■ **Work to be completed**
Review the lines that follow and copy each one that contains the word "SRMTID".

##### Extracted information

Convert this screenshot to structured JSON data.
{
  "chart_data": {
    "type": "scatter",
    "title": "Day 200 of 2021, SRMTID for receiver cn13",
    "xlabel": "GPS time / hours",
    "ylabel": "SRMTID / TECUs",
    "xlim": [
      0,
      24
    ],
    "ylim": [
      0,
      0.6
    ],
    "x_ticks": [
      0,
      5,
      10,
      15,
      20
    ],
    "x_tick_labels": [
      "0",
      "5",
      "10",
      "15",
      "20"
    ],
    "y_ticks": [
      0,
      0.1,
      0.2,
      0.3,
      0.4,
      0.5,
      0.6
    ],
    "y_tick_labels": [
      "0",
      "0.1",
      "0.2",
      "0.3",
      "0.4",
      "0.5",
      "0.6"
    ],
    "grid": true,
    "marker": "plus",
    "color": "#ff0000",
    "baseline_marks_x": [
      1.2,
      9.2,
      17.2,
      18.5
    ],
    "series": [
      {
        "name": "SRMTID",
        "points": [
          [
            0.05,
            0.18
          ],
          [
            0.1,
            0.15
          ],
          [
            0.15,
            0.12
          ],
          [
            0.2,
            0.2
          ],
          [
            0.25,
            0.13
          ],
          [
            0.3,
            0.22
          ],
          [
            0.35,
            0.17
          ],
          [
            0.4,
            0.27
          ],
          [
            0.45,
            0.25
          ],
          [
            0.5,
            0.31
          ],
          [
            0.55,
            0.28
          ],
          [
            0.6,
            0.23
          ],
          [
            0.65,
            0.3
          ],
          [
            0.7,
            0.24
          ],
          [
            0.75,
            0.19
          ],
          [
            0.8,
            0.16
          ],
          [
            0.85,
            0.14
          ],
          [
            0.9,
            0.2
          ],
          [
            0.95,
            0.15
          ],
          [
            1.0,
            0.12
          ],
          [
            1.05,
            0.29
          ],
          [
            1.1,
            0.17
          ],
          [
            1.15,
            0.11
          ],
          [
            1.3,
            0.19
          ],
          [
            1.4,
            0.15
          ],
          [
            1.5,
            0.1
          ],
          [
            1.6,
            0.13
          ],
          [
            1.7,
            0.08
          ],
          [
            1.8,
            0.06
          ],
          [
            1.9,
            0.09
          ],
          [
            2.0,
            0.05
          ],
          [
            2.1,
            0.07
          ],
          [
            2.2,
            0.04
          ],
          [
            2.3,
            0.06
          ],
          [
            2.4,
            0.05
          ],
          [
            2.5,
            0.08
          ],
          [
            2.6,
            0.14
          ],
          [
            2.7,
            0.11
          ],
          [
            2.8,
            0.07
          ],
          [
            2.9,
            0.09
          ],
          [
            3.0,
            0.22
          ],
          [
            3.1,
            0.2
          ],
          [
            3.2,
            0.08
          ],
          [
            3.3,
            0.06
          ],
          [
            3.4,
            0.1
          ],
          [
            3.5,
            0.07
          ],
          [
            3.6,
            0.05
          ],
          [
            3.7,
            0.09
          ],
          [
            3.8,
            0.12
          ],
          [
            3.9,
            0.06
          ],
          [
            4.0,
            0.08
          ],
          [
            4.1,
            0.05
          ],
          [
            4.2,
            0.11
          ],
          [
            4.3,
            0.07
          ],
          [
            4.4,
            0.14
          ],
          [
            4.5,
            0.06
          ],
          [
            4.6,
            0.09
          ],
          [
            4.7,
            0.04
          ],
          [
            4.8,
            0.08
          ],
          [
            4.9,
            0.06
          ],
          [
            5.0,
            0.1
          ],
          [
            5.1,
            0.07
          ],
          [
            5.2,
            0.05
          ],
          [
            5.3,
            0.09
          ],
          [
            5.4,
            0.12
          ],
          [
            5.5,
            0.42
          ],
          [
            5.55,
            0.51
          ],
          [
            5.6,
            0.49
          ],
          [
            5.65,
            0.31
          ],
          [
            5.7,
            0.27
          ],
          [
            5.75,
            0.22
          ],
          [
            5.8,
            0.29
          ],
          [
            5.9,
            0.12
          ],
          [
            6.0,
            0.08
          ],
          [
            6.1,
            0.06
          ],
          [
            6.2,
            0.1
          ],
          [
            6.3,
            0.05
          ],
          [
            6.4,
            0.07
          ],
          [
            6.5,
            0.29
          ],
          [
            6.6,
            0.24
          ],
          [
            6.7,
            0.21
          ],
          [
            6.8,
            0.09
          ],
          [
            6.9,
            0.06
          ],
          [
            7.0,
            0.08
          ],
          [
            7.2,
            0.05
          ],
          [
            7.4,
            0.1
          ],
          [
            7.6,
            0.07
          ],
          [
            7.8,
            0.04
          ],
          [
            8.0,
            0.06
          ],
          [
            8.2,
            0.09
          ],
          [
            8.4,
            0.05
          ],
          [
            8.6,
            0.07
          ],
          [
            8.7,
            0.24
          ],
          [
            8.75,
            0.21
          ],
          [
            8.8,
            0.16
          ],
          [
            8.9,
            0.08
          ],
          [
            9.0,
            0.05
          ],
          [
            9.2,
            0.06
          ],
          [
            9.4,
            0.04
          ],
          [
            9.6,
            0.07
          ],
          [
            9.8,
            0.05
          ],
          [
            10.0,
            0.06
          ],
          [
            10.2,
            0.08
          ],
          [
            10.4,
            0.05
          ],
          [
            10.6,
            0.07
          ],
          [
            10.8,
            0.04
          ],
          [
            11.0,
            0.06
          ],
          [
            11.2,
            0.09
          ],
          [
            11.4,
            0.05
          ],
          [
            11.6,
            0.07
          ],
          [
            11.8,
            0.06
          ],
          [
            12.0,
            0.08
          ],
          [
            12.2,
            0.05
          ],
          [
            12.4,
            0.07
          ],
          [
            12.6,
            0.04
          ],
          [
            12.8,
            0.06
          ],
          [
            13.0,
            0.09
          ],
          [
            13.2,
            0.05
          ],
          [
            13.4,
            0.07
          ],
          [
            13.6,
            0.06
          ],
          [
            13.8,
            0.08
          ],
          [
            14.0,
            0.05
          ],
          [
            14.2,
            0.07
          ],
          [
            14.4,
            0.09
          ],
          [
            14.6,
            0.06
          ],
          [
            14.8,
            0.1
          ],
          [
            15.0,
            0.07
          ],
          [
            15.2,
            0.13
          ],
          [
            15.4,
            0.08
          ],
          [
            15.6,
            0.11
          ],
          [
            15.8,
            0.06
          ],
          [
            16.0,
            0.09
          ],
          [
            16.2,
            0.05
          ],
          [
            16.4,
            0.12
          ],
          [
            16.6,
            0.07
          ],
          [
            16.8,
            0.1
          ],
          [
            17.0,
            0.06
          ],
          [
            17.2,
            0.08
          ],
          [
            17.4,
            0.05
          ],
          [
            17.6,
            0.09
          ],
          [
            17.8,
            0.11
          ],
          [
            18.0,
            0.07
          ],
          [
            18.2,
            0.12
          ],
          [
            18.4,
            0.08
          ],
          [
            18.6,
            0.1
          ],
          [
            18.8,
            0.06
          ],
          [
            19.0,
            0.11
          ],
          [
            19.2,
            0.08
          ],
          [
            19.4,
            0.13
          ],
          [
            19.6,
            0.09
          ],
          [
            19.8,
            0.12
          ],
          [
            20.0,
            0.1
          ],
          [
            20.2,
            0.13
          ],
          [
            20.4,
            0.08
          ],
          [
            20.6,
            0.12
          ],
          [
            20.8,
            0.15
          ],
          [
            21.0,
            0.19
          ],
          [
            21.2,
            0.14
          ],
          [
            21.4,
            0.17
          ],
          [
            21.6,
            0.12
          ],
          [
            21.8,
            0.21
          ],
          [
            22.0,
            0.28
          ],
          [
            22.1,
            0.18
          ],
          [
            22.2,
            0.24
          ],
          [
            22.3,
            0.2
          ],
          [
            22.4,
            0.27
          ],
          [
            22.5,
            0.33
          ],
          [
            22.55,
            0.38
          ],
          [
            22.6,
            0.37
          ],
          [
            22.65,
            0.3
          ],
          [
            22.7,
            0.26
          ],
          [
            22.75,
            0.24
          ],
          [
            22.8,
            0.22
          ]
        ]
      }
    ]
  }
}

##########

■ **Result of the task**
    "title": "Day 200 of 2021, SRMTID for receiver cn13",
    "ylabel": "SRMTID / TECUs",
        "name": "SRMTID",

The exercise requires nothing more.